(Data excerpts)
* Start *

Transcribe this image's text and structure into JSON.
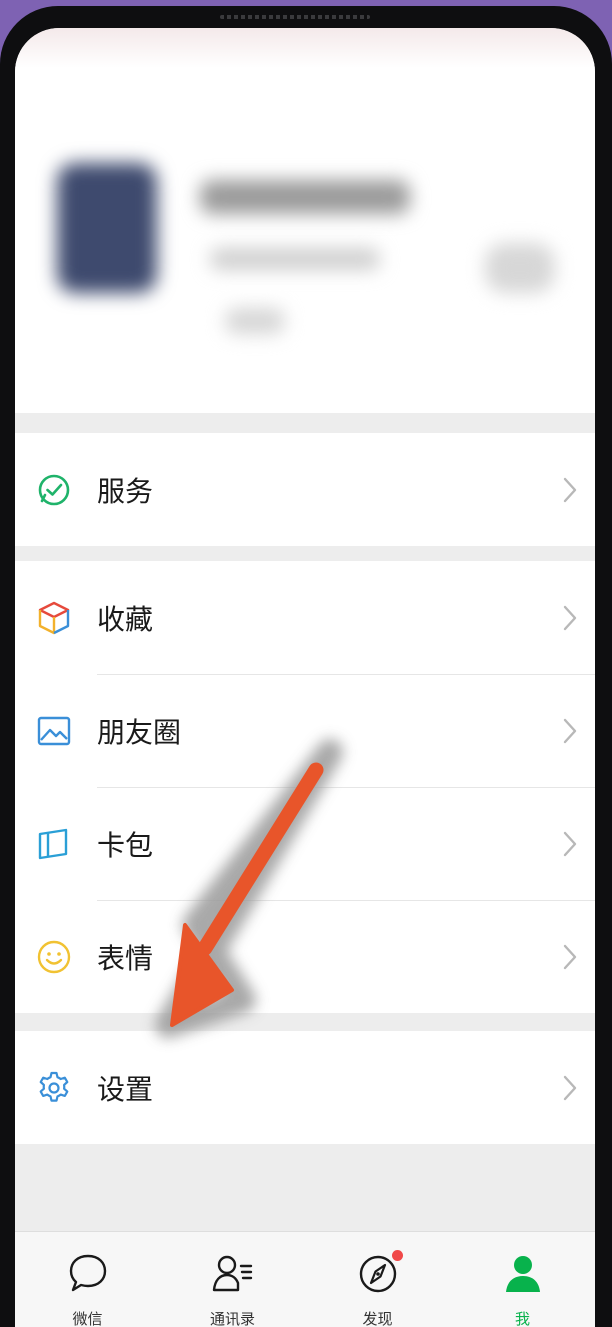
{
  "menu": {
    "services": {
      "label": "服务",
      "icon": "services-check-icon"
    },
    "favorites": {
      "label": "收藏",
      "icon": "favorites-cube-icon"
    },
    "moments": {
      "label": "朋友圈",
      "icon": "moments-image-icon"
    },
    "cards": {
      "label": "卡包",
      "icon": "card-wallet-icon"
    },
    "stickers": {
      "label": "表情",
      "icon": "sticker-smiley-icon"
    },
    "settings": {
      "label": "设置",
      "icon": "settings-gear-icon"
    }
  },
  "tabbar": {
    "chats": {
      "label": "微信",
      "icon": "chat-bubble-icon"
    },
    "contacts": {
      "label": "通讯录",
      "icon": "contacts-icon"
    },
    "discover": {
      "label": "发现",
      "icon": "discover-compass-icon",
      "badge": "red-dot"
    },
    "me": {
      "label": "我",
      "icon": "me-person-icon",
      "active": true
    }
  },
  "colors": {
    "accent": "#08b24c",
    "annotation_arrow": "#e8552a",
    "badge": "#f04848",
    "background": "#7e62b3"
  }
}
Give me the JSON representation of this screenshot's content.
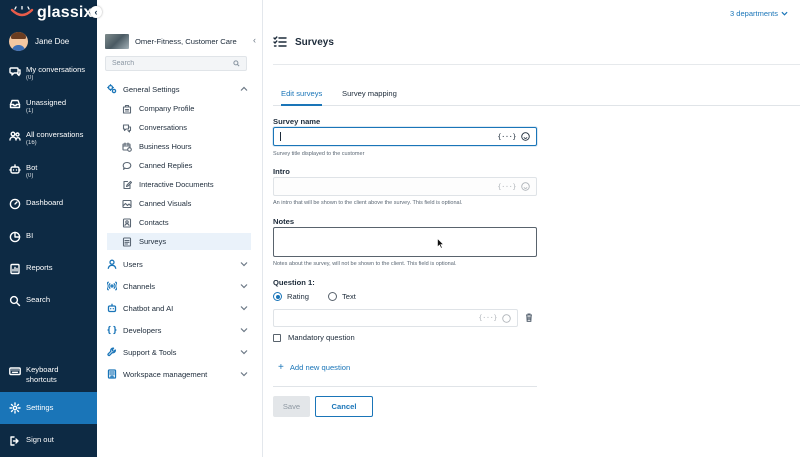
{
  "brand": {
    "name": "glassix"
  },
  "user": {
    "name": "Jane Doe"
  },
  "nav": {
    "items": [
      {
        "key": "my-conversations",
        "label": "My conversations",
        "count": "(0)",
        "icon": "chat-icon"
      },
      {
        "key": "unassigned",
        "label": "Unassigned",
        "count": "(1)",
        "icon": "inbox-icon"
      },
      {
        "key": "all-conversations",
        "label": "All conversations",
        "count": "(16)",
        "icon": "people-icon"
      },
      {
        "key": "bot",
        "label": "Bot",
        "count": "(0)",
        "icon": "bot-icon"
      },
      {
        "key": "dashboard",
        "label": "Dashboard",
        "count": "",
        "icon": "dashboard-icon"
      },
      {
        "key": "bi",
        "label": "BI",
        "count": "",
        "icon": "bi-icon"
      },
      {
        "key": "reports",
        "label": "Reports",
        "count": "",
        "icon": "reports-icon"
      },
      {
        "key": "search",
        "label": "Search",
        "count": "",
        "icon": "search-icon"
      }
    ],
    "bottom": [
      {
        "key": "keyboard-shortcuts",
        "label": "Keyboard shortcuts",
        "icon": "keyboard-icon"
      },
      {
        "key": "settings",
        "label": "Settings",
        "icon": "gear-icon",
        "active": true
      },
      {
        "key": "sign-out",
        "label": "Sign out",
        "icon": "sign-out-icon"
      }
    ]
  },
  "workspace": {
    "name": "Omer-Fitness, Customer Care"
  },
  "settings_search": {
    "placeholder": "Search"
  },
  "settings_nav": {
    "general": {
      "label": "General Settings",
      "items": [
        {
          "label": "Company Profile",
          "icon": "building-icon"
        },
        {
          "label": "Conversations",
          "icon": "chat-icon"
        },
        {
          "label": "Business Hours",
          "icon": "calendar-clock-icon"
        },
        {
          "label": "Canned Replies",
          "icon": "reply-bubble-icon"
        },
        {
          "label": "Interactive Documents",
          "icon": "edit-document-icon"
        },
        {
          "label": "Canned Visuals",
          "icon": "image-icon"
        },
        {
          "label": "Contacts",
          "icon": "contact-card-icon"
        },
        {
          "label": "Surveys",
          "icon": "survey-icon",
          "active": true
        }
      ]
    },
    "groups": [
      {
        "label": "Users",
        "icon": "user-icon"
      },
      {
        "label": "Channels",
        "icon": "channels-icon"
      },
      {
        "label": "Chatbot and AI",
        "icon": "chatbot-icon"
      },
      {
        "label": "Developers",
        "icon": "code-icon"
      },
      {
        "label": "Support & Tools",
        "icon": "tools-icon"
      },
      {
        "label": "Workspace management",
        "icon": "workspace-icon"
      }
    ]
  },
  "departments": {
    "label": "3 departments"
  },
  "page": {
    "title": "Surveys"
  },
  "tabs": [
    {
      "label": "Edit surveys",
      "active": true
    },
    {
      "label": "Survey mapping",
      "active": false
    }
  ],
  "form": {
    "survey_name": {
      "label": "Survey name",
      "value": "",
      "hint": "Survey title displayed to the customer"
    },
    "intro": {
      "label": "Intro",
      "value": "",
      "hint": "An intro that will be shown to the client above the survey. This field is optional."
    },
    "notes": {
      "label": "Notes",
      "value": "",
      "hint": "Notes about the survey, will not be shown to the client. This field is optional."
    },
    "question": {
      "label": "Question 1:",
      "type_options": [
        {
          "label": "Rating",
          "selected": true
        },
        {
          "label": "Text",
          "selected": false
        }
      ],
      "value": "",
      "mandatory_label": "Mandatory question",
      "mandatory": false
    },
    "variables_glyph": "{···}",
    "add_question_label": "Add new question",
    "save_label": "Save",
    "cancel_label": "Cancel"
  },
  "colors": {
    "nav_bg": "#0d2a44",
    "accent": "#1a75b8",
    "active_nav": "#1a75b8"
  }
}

* End *
* Start *

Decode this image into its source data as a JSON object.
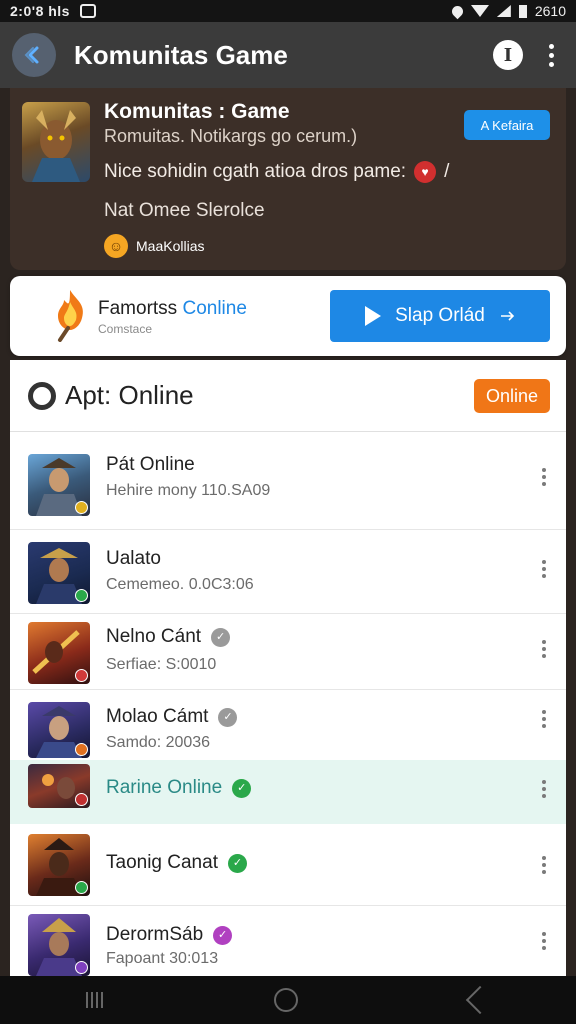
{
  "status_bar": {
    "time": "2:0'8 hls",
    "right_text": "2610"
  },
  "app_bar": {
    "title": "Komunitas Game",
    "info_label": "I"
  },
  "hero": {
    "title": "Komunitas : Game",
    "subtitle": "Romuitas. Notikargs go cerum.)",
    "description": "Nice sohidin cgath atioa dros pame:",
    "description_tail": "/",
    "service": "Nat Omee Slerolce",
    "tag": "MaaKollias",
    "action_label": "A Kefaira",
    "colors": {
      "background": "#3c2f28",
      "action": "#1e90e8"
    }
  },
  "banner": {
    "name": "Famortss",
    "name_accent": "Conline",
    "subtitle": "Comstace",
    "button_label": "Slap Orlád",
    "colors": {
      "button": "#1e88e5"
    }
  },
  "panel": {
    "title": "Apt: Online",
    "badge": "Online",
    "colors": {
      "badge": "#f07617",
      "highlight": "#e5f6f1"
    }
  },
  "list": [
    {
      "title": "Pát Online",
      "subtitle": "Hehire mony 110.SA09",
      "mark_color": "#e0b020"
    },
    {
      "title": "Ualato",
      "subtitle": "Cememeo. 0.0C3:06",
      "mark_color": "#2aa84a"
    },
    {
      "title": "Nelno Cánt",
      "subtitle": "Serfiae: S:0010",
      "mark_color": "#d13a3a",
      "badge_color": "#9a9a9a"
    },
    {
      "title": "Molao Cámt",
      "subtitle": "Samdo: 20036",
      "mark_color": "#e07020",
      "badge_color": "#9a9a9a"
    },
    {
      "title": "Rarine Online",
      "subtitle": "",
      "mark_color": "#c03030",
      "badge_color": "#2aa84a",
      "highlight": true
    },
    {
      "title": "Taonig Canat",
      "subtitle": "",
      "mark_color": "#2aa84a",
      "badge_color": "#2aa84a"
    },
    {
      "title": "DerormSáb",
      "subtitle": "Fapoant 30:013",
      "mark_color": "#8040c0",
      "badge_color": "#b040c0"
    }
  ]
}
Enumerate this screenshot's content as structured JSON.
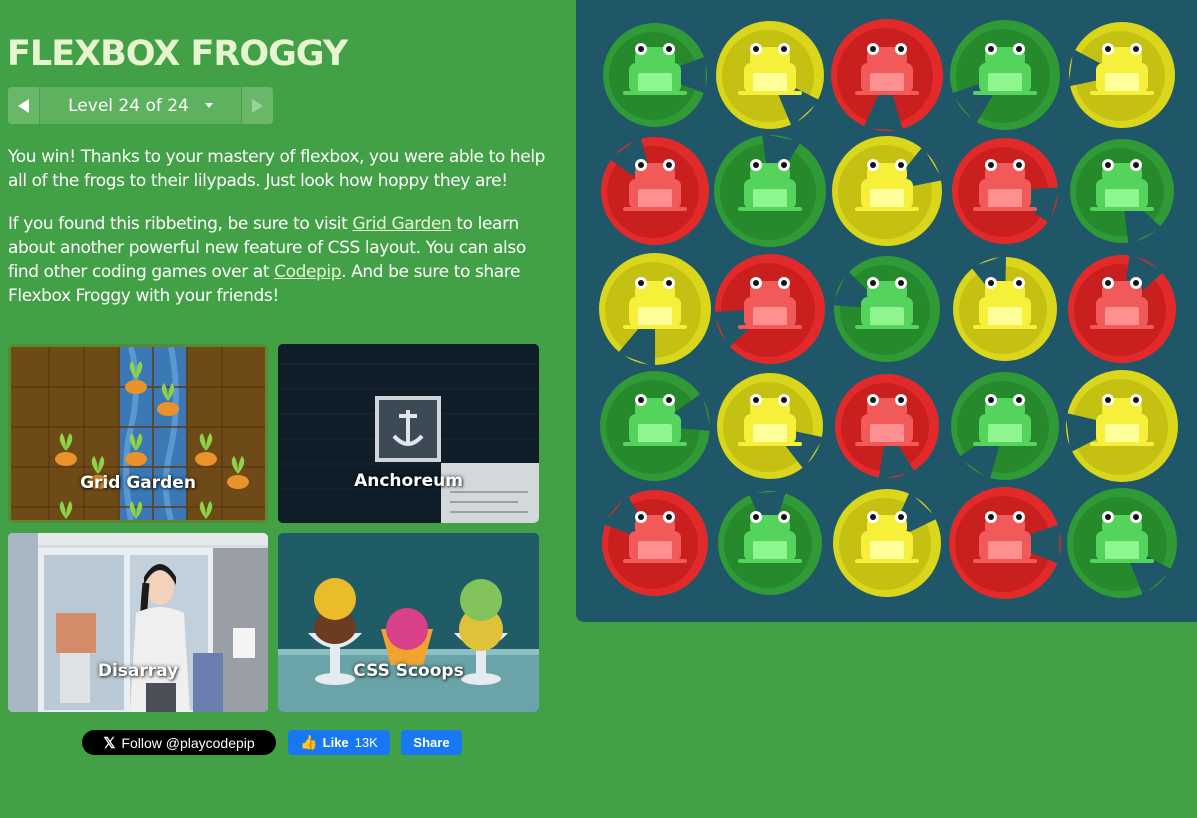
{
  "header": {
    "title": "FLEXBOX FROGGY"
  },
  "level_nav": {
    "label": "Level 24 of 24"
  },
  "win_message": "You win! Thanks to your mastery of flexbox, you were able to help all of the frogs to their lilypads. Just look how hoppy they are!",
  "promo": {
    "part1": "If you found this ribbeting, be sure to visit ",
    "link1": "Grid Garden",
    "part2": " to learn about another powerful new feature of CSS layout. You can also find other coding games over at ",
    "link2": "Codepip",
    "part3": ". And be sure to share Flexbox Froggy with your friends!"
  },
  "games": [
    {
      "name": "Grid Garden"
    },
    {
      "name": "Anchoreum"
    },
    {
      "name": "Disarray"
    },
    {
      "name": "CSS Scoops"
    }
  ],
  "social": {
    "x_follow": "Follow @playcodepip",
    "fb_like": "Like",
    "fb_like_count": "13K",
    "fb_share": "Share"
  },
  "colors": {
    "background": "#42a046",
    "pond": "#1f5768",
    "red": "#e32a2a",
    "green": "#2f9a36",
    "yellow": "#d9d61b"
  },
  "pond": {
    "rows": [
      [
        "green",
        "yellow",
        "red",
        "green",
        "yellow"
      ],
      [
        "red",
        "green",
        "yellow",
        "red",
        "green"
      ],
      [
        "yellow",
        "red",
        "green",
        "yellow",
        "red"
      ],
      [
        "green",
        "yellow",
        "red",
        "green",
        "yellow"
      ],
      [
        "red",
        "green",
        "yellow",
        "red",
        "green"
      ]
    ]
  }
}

* End *

Using the records above, pull out each line where the word "sure" occurs.

    "part1": "If you found this ribbeting, be sure to visit ",
    "part3": ". And be sure to share Flexbox Froggy with your friends!"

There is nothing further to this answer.